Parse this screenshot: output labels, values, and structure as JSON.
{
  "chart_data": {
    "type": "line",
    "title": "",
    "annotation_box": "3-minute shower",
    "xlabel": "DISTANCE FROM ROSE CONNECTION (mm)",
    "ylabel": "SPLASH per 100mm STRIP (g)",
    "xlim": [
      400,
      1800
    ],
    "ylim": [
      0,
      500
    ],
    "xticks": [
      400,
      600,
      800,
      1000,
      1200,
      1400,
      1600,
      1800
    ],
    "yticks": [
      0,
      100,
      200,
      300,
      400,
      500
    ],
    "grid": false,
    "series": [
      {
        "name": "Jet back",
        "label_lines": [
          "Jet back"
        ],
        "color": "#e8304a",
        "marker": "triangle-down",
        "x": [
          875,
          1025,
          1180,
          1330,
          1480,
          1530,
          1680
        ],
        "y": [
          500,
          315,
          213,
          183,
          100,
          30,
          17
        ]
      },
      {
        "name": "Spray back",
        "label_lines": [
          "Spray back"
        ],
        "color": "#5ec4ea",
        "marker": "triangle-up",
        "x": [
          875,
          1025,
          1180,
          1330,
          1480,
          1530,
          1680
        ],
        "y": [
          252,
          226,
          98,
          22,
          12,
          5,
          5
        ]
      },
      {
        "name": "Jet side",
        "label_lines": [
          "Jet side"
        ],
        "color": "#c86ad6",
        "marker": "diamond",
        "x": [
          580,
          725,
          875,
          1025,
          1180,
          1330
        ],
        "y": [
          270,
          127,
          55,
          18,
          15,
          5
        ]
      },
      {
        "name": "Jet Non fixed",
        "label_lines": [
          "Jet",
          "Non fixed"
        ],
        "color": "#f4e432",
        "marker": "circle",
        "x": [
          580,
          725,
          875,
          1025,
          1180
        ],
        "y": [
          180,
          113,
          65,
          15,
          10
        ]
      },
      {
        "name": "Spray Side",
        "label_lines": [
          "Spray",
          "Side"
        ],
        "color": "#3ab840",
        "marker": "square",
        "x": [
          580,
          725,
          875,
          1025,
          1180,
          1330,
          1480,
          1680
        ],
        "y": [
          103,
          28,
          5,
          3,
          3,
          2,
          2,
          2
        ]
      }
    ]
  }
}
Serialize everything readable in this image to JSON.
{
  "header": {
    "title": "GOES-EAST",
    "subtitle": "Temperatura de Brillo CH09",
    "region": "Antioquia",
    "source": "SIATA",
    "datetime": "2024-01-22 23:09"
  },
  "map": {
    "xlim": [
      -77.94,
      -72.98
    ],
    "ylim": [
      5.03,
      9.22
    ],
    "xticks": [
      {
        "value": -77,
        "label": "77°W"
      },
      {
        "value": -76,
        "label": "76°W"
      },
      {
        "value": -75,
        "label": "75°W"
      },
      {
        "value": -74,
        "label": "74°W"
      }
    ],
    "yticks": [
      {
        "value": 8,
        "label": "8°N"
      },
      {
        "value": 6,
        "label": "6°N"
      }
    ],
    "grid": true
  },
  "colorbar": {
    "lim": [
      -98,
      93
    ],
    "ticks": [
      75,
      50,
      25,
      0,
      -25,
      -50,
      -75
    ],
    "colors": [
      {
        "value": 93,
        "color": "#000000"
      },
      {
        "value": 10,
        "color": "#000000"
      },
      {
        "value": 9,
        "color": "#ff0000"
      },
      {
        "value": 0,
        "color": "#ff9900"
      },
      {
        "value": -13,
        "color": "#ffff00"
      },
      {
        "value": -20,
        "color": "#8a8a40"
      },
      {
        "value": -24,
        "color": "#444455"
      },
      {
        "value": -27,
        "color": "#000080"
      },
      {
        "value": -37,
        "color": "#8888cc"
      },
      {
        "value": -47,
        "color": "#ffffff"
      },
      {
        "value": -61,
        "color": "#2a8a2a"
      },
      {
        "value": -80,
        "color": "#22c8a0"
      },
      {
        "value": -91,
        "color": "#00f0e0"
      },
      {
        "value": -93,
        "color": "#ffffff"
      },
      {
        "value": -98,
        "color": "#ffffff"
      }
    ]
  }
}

━━━━

• Requirements
Hand back the material above in full, exactly as written.

• Answer for this exercise
Parse this screenshot: output labels, values, and structure as JSON.
{
  "chart_data": {
    "type": "line",
    "title": "",
    "annotation_box": "3-minute shower",
    "xlabel": "DISTANCE FROM ROSE CONNECTION (mm)",
    "ylabel": "SPLASH per 100mm STRIP (g)",
    "xlim": [
      400,
      1800
    ],
    "ylim": [
      0,
      500
    ],
    "xticks": [
      400,
      600,
      800,
      1000,
      1200,
      1400,
      1600,
      1800
    ],
    "yticks": [
      0,
      100,
      200,
      300,
      400,
      500
    ],
    "grid": false,
    "series": [
      {
        "name": "Jet back",
        "label_lines": [
          "Jet back"
        ],
        "color": "#e8304a",
        "marker": "triangle-down",
        "x": [
          875,
          1025,
          1180,
          1330,
          1480,
          1530,
          1680
        ],
        "y": [
          500,
          315,
          213,
          183,
          100,
          30,
          17
        ]
      },
      {
        "name": "Spray back",
        "label_lines": [
          "Spray back"
        ],
        "color": "#5ec4ea",
        "marker": "triangle-up",
        "x": [
          875,
          1025,
          1180,
          1330,
          1480,
          1530,
          1680
        ],
        "y": [
          252,
          226,
          98,
          22,
          12,
          5,
          5
        ]
      },
      {
        "name": "Jet side",
        "label_lines": [
          "Jet side"
        ],
        "color": "#c86ad6",
        "marker": "diamond",
        "x": [
          580,
          725,
          875,
          1025,
          1180,
          1330
        ],
        "y": [
          270,
          127,
          55,
          18,
          15,
          5
        ]
      },
      {
        "name": "Jet Non fixed",
        "label_lines": [
          "Jet",
          "Non fixed"
        ],
        "color": "#f4e432",
        "marker": "circle",
        "x": [
          580,
          725,
          875,
          1025,
          1180
        ],
        "y": [
          180,
          113,
          65,
          15,
          10
        ]
      },
      {
        "name": "Spray Side",
        "label_lines": [
          "Spray",
          "Side"
        ],
        "color": "#3ab840",
        "marker": "square",
        "x": [
          580,
          725,
          875,
          1025,
          1180,
          1330,
          1480,
          1680
        ],
        "y": [
          103,
          28,
          5,
          3,
          3,
          2,
          2,
          2
        ]
      }
    ]
  }
}
Serialize everything readable in this image to JSON.
{
  "header": {
    "title": "GOES-EAST",
    "subtitle": "Temperatura de Brillo CH09",
    "region": "Antioquia",
    "source": "SIATA",
    "datetime": "2024-01-22 23:09"
  },
  "map": {
    "xlim": [
      -77.94,
      -72.98
    ],
    "ylim": [
      5.03,
      9.22
    ],
    "xticks": [
      {
        "value": -77,
        "label": "77°W"
      },
      {
        "value": -76,
        "label": "76°W"
      },
      {
        "value": -75,
        "label": "75°W"
      },
      {
        "value": -74,
        "label": "74°W"
      }
    ],
    "yticks": [
      {
        "value": 8,
        "label": "8°N"
      },
      {
        "value": 6,
        "label": "6°N"
      }
    ],
    "grid": true
  },
  "colorbar": {
    "lim": [
      -98,
      93
    ],
    "ticks": [
      75,
      50,
      25,
      0,
      -25,
      -50,
      -75
    ],
    "colors": [
      {
        "value": 93,
        "color": "#000000"
      },
      {
        "value": 10,
        "color": "#000000"
      },
      {
        "value": 9,
        "color": "#ff0000"
      },
      {
        "value": 0,
        "color": "#ff9900"
      },
      {
        "value": -13,
        "color": "#ffff00"
      },
      {
        "value": -20,
        "color": "#8a8a40"
      },
      {
        "value": -24,
        "color": "#444455"
      },
      {
        "value": -27,
        "color": "#000080"
      },
      {
        "value": -37,
        "color": "#8888cc"
      },
      {
        "value": -47,
        "color": "#ffffff"
      },
      {
        "value": -61,
        "color": "#2a8a2a"
      },
      {
        "value": -80,
        "color": "#22c8a0"
      },
      {
        "value": -91,
        "color": "#00f0e0"
      },
      {
        "value": -93,
        "color": "#ffffff"
      },
      {
        "value": -98,
        "color": "#ffffff"
      }
    ]
  }
}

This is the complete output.